GOAL OF THE EXERCISE
Track down every line below that holds "text" and copy it.

ENTRIES
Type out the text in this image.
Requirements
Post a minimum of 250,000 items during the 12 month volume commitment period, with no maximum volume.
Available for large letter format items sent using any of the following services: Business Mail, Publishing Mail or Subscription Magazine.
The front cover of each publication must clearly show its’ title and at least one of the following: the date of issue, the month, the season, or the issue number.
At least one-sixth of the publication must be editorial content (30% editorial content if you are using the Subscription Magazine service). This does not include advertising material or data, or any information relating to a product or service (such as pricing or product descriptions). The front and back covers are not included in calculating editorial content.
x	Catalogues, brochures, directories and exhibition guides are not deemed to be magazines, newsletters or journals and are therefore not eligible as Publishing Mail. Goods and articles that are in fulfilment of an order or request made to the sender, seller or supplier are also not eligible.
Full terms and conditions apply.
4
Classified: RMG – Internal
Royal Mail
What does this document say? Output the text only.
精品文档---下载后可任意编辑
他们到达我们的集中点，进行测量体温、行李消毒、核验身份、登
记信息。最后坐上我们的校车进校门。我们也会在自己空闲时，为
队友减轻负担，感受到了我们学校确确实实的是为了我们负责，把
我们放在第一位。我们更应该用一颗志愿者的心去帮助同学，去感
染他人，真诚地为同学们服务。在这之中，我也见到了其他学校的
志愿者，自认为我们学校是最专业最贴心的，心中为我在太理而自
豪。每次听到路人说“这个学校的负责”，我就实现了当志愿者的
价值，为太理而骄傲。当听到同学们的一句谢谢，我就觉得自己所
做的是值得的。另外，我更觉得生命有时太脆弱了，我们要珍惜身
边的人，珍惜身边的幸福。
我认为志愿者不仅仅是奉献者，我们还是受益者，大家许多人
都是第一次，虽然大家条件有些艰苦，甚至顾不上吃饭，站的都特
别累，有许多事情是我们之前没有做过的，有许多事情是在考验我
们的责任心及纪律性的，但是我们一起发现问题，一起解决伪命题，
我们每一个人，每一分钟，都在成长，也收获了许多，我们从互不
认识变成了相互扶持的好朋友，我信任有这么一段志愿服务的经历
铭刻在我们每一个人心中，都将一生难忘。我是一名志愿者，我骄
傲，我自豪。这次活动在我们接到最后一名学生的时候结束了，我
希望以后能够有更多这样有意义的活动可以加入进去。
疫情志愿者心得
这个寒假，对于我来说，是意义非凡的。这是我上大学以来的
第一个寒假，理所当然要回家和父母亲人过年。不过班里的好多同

CORRECT OUTPUT
Type out the text in this image.
What does this document say? Output the text only.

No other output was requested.